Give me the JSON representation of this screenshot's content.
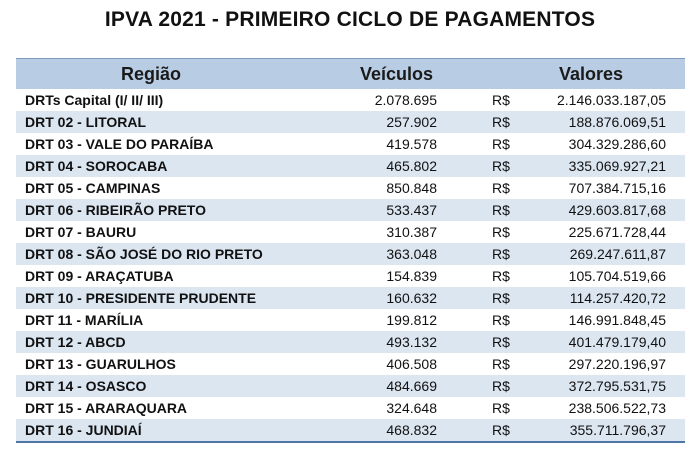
{
  "title": "IPVA 2021 - PRIMEIRO CICLO DE PAGAMENTOS",
  "headers": {
    "region": "Região",
    "vehicles": "Veículos",
    "values": "Valores"
  },
  "currency": "R$",
  "rows": [
    {
      "region": "DRTs Capital (I/ II/ III)",
      "vehicles": "2.078.695",
      "currency": "R$",
      "value": "2.146.033.187,05"
    },
    {
      "region": "DRT 02 - LITORAL",
      "vehicles": "257.902",
      "currency": "R$",
      "value": "188.876.069,51"
    },
    {
      "region": "DRT 03 - VALE DO PARAÍBA",
      "vehicles": "419.578",
      "currency": "R$",
      "value": "304.329.286,60"
    },
    {
      "region": "DRT 04 - SOROCABA",
      "vehicles": "465.802",
      "currency": "R$",
      "value": "335.069.927,21"
    },
    {
      "region": "DRT 05 - CAMPINAS",
      "vehicles": "850.848",
      "currency": "R$",
      "value": "707.384.715,16"
    },
    {
      "region": "DRT 06 - RIBEIRÃO PRETO",
      "vehicles": "533.437",
      "currency": "R$",
      "value": "429.603.817,68"
    },
    {
      "region": "DRT 07 - BAURU",
      "vehicles": "310.387",
      "currency": "R$",
      "value": "225.671.728,44"
    },
    {
      "region": "DRT 08 - SÃO JOSÉ DO RIO PRETO",
      "vehicles": "363.048",
      "currency": "R$",
      "value": "269.247.611,87"
    },
    {
      "region": "DRT 09 - ARAÇATUBA",
      "vehicles": "154.839",
      "currency": "R$",
      "value": "105.704.519,66"
    },
    {
      "region": "DRT 10 - PRESIDENTE PRUDENTE",
      "vehicles": "160.632",
      "currency": "R$",
      "value": "114.257.420,72"
    },
    {
      "region": "DRT 11 - MARÍLIA",
      "vehicles": "199.812",
      "currency": "R$",
      "value": "146.991.848,45"
    },
    {
      "region": "DRT 12 - ABCD",
      "vehicles": "493.132",
      "currency": "R$",
      "value": "401.479.179,40"
    },
    {
      "region": "DRT 13 - GUARULHOS",
      "vehicles": "406.508",
      "currency": "R$",
      "value": "297.220.196,97"
    },
    {
      "region": "DRT 14 - OSASCO",
      "vehicles": "484.669",
      "currency": "R$",
      "value": "372.795.531,75"
    },
    {
      "region": "DRT 15 - ARARAQUARA",
      "vehicles": "324.648",
      "currency": "R$",
      "value": "238.506.522,73"
    },
    {
      "region": "DRT 16 - JUNDIAÍ",
      "vehicles": "468.832",
      "currency": "R$",
      "value": "355.711.796,37"
    }
  ]
}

------------------------

Requirements:
Write out every line of the preceding listing that contains "PRETO".

Solution to the exercise:
      "region": "DRT 06 - RIBEIRÃO PRETO",
      "region": "DRT 08 - SÃO JOSÉ DO RIO PRETO",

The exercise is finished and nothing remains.